• Data for processing:
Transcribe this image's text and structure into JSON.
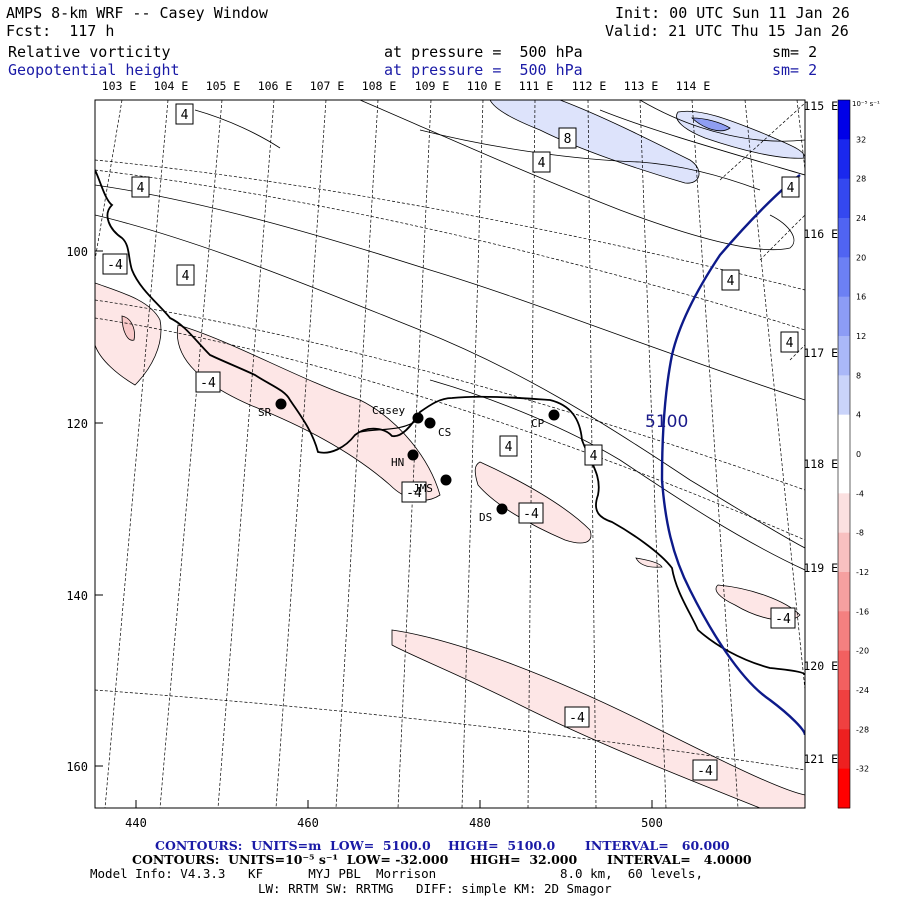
{
  "header": {
    "title": "AMPS 8-km WRF -- Casey Window",
    "forecast": "Fcst:  117 h",
    "init": "Init: 00 UTC Sun 11 Jan 26",
    "valid": "Valid: 21 UTC Thu 15 Jan 26",
    "field1_name": "Relative vorticity",
    "field1_level": "at pressure =  500 hPa",
    "field1_sm": "sm= 2",
    "field2_name": "Geopotential height",
    "field2_level": "at pressure =  500 hPa",
    "field2_sm": "sm= 2"
  },
  "map": {
    "lon_labels_top": [
      "103 E",
      "104 E",
      "105 E",
      "106 E",
      "107 E",
      "108 E",
      "109 E",
      "110 E",
      "111 E",
      "112 E",
      "113 E",
      "114 E"
    ],
    "lon_labels_right": [
      "115 E",
      "116 E",
      "117 E",
      "118 E",
      "119 E",
      "120 E",
      "121 E"
    ],
    "x_ticks": [
      "440",
      "460",
      "480",
      "500"
    ],
    "y_ticks": [
      "100",
      "120",
      "140",
      "160"
    ],
    "stations": [
      {
        "name": "SR"
      },
      {
        "name": "Casey"
      },
      {
        "name": "CS"
      },
      {
        "name": "HN"
      },
      {
        "name": "JMS"
      },
      {
        "name": "DS"
      },
      {
        "name": "CP"
      }
    ],
    "height_contour_label": "5100",
    "vorticity_labels": [
      "4",
      "4",
      "4",
      "4",
      "4",
      "4",
      "4",
      "4",
      "4",
      "-4",
      "-4",
      "-4",
      "-4",
      "-4",
      "-4",
      "-4",
      "8"
    ]
  },
  "colorbar": {
    "unit": "10⁻⁵ s⁻¹",
    "labels": [
      "32",
      "28",
      "24",
      "20",
      "16",
      "12",
      "8",
      "4",
      "0",
      "-4",
      "-8",
      "-12",
      "-16",
      "-20",
      "-24",
      "-28",
      "-32"
    ],
    "colors": [
      "#0000e8",
      "#1a28ee",
      "#3448f0",
      "#5064f2",
      "#6c80f4",
      "#8c9cf6",
      "#aab8f8",
      "#cad4fa",
      "#ffffff",
      "#ffffff",
      "#fbe0e0",
      "#f8c0c0",
      "#f6a0a0",
      "#f48080",
      "#f26060",
      "#f04040",
      "#ee2020",
      "#ff0000"
    ]
  },
  "footer": {
    "line1_a": "CONTOURS:  UNITS=m  LOW=  5100.0",
    "line1_b": "HIGH=  5100.0",
    "line1_c": "INTERVAL=   60.000",
    "line2_a": "CONTOURS:  UNITS=10⁻⁵ s⁻¹  LOW= -32.000",
    "line2_b": "HIGH=  32.000",
    "line2_c": "INTERVAL=   4.0000",
    "line3_a": "Model Info: V4.3.3   KF      MYJ PBL  Morrison",
    "line3_b": "8.0 km,  60 levels,",
    "line4": "LW: RRTM SW: RRTMG   DIFF: simple KM: 2D Smagor"
  }
}
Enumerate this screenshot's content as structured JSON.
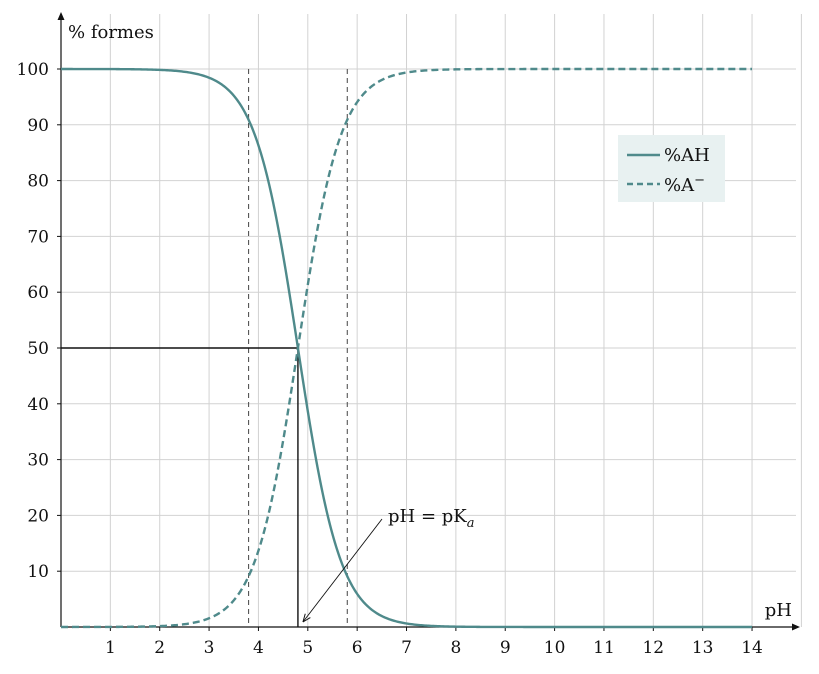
{
  "chart_data": {
    "type": "line",
    "ylabel": "% formes",
    "xlabel": "pH",
    "xlim": [
      0,
      15
    ],
    "ylim": [
      0,
      110
    ],
    "x_ticks": [
      1,
      2,
      3,
      4,
      5,
      6,
      7,
      8,
      9,
      10,
      11,
      12,
      13,
      14
    ],
    "y_ticks": [
      10,
      20,
      30,
      40,
      50,
      60,
      70,
      80,
      90,
      100
    ],
    "grid": true,
    "pKa": 4.8,
    "x_range": [
      0,
      14
    ],
    "series": [
      {
        "name": "%AH",
        "style": "solid",
        "color": "#4f8a8b",
        "formula": "100/(1+10^(pH-pKa))"
      },
      {
        "name": "%A",
        "name_superscript": "−",
        "style": "dashed",
        "color": "#4f8a8b",
        "formula": "100/(1+10^(pKa-pH))"
      }
    ],
    "legend_position": "top-right",
    "reference_lines": {
      "vertical_dashed_x": [
        3.8,
        5.8
      ],
      "half_point": {
        "x": 4.8,
        "y": 50
      }
    },
    "annotation": {
      "text": "pH = pK",
      "subscript": "a",
      "target_x": 4.8,
      "target_y": 0
    }
  }
}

• Written exercise: Transcribe the preceding listing in its entirety and with exact wording, leaving out pictures.

• Task answer:
Transcribe this image's text and structure into JSON.
{
  "header": {
    "title": "AMPS 8-km WRF -- Casey Window",
    "forecast": "Fcst:  117 h",
    "init": "Init: 00 UTC Sun 11 Jan 26",
    "valid": "Valid: 21 UTC Thu 15 Jan 26",
    "field1_name": "Relative vorticity",
    "field1_level": "at pressure =  500 hPa",
    "field1_sm": "sm= 2",
    "field2_name": "Geopotential height",
    "field2_level": "at pressure =  500 hPa",
    "field2_sm": "sm= 2"
  },
  "map": {
    "lon_labels_top": [
      "103 E",
      "104 E",
      "105 E",
      "106 E",
      "107 E",
      "108 E",
      "109 E",
      "110 E",
      "111 E",
      "112 E",
      "113 E",
      "114 E"
    ],
    "lon_labels_right": [
      "115 E",
      "116 E",
      "117 E",
      "118 E",
      "119 E",
      "120 E",
      "121 E"
    ],
    "x_ticks": [
      "440",
      "460",
      "480",
      "500"
    ],
    "y_ticks": [
      "100",
      "120",
      "140",
      "160"
    ],
    "stations": [
      {
        "name": "SR"
      },
      {
        "name": "Casey"
      },
      {
        "name": "CS"
      },
      {
        "name": "HN"
      },
      {
        "name": "JMS"
      },
      {
        "name": "DS"
      },
      {
        "name": "CP"
      }
    ],
    "height_contour_label": "5100",
    "vorticity_labels": [
      "4",
      "4",
      "4",
      "4",
      "4",
      "4",
      "4",
      "4",
      "4",
      "-4",
      "-4",
      "-4",
      "-4",
      "-4",
      "-4",
      "-4",
      "8"
    ]
  },
  "colorbar": {
    "unit": "10⁻⁵ s⁻¹",
    "labels": [
      "32",
      "28",
      "24",
      "20",
      "16",
      "12",
      "8",
      "4",
      "0",
      "-4",
      "-8",
      "-12",
      "-16",
      "-20",
      "-24",
      "-28",
      "-32"
    ],
    "colors": [
      "#0000e8",
      "#1a28ee",
      "#3448f0",
      "#5064f2",
      "#6c80f4",
      "#8c9cf6",
      "#aab8f8",
      "#cad4fa",
      "#ffffff",
      "#ffffff",
      "#fbe0e0",
      "#f8c0c0",
      "#f6a0a0",
      "#f48080",
      "#f26060",
      "#f04040",
      "#ee2020",
      "#ff0000"
    ]
  },
  "footer": {
    "line1_a": "CONTOURS:  UNITS=m  LOW=  5100.0",
    "line1_b": "HIGH=  5100.0",
    "line1_c": "INTERVAL=   60.000",
    "line2_a": "CONTOURS:  UNITS=10⁻⁵ s⁻¹  LOW= -32.000",
    "line2_b": "HIGH=  32.000",
    "line2_c": "INTERVAL=   4.0000",
    "line3_a": "Model Info: V4.3.3   KF      MYJ PBL  Morrison",
    "line3_b": "8.0 km,  60 levels,",
    "line4": "LW: RRTM SW: RRTMG   DIFF: simple KM: 2D Smagor"
  }
}
Enumerate this screenshot's content as structured JSON.
{
  "chart_data": {
    "type": "line",
    "ylabel": "% formes",
    "xlabel": "pH",
    "xlim": [
      0,
      15
    ],
    "ylim": [
      0,
      110
    ],
    "x_ticks": [
      1,
      2,
      3,
      4,
      5,
      6,
      7,
      8,
      9,
      10,
      11,
      12,
      13,
      14
    ],
    "y_ticks": [
      10,
      20,
      30,
      40,
      50,
      60,
      70,
      80,
      90,
      100
    ],
    "grid": true,
    "pKa": 4.8,
    "x_range": [
      0,
      14
    ],
    "series": [
      {
        "name": "%AH",
        "style": "solid",
        "color": "#4f8a8b",
        "formula": "100/(1+10^(pH-pKa))"
      },
      {
        "name": "%A",
        "name_superscript": "−",
        "style": "dashed",
        "color": "#4f8a8b",
        "formula": "100/(1+10^(pKa-pH))"
      }
    ],
    "legend_position": "top-right",
    "reference_lines": {
      "vertical_dashed_x": [
        3.8,
        5.8
      ],
      "half_point": {
        "x": 4.8,
        "y": 50
      }
    },
    "annotation": {
      "text": "pH = pK",
      "subscript": "a",
      "target_x": 4.8,
      "target_y": 0
    }
  }
}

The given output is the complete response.